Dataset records
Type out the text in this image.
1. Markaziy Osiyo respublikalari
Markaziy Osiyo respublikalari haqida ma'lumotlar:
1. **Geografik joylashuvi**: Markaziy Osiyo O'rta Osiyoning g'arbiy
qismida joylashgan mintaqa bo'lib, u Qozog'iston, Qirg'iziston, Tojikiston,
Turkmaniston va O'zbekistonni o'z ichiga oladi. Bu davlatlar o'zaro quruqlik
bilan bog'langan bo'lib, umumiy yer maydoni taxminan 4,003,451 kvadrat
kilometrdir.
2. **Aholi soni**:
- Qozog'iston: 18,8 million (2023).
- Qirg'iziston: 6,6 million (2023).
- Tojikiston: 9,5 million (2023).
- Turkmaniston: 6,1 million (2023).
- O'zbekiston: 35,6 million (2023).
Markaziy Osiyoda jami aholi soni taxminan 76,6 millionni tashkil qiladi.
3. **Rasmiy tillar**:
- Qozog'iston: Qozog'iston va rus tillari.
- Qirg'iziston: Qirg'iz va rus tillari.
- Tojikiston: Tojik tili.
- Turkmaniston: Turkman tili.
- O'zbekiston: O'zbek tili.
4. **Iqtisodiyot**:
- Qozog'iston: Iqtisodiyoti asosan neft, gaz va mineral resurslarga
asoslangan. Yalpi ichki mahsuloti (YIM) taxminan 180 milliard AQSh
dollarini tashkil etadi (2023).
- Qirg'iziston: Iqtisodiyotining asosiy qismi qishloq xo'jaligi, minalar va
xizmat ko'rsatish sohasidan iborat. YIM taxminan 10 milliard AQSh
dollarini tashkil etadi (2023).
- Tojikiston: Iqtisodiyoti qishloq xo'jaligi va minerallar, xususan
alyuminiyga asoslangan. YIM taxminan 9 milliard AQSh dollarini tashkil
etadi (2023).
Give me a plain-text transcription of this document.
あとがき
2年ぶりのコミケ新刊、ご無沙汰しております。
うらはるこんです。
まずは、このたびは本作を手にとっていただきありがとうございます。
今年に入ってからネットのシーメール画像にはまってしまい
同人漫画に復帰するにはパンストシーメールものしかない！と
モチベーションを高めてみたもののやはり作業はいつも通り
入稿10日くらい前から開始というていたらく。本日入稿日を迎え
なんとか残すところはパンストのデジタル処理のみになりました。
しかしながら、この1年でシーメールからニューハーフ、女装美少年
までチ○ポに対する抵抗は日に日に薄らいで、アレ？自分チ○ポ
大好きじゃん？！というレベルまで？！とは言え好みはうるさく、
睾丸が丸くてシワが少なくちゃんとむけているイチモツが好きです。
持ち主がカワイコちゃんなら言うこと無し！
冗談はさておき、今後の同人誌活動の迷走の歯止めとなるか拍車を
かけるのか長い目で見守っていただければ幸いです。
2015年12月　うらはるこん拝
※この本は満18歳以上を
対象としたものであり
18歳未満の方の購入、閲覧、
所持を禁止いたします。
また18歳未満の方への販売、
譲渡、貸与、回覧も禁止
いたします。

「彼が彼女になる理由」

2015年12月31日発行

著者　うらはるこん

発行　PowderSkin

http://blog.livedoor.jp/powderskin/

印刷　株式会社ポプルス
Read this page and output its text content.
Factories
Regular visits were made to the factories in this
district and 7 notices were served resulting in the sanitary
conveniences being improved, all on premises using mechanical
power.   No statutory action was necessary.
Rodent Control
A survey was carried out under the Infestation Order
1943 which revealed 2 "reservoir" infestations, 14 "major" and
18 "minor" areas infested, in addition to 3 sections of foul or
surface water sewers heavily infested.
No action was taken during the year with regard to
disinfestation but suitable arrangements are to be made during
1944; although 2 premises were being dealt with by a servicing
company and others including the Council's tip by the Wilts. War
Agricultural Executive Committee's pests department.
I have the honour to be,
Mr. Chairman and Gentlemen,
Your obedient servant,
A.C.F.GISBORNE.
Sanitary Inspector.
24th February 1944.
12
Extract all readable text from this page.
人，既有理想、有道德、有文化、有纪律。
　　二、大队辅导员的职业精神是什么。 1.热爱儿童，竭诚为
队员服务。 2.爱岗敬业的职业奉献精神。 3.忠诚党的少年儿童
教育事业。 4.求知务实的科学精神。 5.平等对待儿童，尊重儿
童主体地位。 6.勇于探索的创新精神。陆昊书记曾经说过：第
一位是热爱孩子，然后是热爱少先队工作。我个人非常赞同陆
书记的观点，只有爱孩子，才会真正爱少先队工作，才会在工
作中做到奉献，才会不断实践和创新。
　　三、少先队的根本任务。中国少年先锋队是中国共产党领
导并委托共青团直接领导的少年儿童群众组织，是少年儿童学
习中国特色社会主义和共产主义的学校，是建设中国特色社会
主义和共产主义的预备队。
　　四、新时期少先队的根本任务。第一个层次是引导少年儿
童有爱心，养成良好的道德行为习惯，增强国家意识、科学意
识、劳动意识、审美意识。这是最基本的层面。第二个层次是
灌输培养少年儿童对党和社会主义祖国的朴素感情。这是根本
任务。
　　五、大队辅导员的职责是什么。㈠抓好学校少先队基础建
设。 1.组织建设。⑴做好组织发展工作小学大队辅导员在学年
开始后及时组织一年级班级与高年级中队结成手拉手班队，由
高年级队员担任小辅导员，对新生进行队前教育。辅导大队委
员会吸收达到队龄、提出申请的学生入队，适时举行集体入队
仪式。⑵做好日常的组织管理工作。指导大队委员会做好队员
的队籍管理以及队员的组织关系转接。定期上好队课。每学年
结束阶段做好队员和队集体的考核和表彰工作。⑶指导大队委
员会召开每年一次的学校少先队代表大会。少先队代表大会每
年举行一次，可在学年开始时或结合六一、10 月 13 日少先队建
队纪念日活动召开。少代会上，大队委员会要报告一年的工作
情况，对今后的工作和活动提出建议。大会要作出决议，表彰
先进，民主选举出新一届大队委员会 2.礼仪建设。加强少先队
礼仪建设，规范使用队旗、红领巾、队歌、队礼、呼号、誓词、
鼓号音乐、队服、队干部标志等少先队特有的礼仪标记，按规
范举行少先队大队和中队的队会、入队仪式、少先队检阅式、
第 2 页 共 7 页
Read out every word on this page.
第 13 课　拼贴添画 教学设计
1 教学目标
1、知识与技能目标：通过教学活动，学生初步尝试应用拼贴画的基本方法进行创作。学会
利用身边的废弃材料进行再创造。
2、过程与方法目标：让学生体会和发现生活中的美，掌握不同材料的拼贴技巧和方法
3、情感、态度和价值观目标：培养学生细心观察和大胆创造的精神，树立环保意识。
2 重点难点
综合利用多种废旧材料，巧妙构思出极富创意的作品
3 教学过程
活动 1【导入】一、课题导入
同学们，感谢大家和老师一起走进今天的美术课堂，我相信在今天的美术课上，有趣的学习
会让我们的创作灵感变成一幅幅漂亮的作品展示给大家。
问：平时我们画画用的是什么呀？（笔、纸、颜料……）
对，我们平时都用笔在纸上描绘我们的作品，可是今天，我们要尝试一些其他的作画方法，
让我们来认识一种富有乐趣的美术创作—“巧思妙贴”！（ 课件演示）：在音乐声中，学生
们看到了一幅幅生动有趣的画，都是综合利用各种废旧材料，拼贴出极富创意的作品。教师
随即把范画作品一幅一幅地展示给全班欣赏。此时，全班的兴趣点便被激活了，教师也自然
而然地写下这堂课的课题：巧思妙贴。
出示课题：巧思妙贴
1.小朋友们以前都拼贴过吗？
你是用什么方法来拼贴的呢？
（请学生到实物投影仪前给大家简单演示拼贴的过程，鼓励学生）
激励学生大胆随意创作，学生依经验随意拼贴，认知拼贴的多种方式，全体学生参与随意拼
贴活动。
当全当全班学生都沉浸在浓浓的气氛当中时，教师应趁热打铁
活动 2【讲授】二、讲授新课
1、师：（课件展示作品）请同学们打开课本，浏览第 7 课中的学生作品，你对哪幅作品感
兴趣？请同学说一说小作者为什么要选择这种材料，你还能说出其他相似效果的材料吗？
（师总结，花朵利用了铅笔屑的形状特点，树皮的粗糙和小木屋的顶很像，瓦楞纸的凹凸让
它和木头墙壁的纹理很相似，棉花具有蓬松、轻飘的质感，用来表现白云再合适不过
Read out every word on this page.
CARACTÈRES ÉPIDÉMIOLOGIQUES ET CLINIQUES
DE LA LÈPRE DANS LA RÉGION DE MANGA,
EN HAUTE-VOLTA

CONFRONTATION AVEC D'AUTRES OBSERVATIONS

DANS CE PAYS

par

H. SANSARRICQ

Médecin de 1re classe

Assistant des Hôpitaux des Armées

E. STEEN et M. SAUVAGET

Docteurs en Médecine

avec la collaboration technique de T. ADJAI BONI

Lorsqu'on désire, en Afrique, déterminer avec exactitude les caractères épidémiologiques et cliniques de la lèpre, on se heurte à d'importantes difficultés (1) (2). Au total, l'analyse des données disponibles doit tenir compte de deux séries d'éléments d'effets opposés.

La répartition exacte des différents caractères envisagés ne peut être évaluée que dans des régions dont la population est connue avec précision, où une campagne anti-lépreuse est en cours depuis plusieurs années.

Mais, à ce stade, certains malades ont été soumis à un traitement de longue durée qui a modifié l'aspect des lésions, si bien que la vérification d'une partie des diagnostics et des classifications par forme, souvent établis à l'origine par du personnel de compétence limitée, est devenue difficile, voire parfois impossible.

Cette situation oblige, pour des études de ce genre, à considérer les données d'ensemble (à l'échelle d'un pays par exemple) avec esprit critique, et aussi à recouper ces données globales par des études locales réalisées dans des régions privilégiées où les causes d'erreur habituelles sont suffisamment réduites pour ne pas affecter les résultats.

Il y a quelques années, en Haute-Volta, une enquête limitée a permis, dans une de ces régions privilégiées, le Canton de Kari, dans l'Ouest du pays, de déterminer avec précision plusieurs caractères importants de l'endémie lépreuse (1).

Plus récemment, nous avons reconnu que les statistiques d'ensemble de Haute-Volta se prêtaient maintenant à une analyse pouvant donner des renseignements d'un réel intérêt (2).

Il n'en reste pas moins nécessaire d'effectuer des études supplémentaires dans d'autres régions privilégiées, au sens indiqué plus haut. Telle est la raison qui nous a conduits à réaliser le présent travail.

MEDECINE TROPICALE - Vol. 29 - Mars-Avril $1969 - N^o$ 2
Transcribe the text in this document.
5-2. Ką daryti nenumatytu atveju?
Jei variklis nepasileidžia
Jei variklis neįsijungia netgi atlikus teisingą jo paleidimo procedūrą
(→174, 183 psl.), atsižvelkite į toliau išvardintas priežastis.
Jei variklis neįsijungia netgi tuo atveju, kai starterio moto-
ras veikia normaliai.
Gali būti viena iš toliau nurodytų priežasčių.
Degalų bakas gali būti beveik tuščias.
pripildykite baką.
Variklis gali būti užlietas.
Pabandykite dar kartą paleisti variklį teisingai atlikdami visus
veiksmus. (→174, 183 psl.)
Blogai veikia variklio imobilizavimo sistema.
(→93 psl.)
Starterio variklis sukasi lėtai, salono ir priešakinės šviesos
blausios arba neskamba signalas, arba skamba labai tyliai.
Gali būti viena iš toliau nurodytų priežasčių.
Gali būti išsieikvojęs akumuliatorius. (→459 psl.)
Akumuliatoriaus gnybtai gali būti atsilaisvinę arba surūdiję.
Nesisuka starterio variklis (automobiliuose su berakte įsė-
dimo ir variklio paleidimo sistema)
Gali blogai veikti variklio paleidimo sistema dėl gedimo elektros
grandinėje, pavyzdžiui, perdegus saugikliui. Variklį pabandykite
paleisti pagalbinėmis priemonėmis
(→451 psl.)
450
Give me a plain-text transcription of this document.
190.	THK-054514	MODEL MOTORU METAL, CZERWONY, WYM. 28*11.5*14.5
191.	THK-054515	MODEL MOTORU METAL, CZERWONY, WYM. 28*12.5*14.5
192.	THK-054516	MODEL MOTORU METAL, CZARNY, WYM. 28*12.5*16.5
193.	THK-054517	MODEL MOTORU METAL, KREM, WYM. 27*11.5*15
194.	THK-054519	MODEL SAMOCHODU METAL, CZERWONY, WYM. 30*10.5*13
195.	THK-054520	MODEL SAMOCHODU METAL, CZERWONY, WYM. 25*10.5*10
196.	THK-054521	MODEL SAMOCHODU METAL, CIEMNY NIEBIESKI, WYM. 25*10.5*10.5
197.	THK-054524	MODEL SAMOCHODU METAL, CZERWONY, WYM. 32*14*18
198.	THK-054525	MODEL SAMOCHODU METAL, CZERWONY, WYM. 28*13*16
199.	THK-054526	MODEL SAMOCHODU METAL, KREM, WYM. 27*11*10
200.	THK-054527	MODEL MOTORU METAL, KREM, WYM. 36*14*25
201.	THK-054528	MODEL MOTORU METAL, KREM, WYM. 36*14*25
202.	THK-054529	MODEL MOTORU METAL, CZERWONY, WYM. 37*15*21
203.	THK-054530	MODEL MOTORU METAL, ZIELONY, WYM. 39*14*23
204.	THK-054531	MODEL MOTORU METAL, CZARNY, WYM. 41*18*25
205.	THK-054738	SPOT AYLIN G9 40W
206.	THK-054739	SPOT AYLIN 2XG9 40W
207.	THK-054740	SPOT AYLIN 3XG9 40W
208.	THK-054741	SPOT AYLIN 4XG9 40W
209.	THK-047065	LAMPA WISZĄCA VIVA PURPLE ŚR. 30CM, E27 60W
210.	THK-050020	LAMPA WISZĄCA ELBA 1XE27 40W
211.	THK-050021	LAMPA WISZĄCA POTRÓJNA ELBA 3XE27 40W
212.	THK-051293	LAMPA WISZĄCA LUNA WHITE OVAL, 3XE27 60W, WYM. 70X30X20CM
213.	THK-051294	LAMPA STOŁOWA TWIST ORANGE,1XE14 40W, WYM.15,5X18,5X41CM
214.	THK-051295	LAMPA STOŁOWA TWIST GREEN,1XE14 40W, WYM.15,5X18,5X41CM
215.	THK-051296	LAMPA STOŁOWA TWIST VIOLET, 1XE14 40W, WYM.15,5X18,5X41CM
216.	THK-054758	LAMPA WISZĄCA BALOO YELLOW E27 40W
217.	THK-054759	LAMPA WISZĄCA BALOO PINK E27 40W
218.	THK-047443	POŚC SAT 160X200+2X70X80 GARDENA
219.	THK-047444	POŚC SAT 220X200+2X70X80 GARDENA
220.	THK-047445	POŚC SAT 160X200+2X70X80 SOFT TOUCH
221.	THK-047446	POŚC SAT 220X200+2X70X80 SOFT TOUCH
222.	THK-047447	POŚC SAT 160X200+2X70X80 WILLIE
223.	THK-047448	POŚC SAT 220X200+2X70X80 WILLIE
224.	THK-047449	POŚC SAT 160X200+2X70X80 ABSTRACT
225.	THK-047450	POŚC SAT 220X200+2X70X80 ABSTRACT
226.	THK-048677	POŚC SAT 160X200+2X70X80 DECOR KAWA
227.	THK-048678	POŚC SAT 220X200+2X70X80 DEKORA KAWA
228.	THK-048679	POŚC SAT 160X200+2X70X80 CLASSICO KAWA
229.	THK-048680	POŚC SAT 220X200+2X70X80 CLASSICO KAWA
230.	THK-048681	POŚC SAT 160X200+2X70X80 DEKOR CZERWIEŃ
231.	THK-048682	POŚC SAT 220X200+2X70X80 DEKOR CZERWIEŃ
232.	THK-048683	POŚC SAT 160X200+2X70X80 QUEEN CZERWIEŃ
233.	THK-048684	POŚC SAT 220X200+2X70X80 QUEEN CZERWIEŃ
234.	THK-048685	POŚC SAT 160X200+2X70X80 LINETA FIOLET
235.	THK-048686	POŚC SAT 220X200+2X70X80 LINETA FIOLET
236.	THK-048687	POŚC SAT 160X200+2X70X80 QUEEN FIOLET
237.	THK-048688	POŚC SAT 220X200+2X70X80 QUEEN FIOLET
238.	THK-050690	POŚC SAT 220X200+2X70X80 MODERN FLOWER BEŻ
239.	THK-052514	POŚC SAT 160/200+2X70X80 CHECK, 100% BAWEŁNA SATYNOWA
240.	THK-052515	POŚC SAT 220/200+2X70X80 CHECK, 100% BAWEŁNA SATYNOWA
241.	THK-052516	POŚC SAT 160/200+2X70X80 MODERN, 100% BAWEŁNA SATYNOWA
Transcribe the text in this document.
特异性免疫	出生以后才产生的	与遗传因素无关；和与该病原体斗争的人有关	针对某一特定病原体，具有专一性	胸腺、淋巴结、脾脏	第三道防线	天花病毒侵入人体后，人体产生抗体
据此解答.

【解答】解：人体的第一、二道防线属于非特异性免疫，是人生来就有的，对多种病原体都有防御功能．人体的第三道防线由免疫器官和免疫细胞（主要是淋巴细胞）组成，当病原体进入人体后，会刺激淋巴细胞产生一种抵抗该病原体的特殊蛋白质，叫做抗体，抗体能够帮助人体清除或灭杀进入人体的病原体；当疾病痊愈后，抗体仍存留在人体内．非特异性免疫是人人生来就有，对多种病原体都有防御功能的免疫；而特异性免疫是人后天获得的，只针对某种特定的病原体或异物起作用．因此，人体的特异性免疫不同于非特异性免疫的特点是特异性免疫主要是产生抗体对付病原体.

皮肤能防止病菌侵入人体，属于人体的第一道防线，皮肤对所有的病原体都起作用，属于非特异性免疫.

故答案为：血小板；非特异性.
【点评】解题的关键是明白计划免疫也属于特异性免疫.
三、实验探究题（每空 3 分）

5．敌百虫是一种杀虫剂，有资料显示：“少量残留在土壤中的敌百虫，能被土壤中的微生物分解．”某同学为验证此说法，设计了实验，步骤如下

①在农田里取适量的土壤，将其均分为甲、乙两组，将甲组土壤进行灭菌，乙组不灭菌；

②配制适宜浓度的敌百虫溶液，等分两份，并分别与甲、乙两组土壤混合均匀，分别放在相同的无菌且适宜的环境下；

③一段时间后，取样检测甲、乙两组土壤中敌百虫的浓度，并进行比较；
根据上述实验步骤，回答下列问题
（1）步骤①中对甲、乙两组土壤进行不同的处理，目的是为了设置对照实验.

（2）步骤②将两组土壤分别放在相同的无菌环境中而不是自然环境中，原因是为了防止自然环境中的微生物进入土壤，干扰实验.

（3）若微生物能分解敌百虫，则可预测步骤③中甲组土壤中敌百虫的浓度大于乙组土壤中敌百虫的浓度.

• [Request]
Where a line above contains the string "QUEEN", copy that line.

• [Answer in full]
232.	THK-048683	POŚC SAT 160X200+2X70X80 QUEEN CZERWIEŃ
233.	THK-048684	POŚC SAT 220X200+2X70X80 QUEEN CZERWIEŃ
236.	THK-048687	POŚC SAT 160X200+2X70X80 QUEEN FIOLET
237.	THK-048688	POŚC SAT 220X200+2X70X80 QUEEN FIOLET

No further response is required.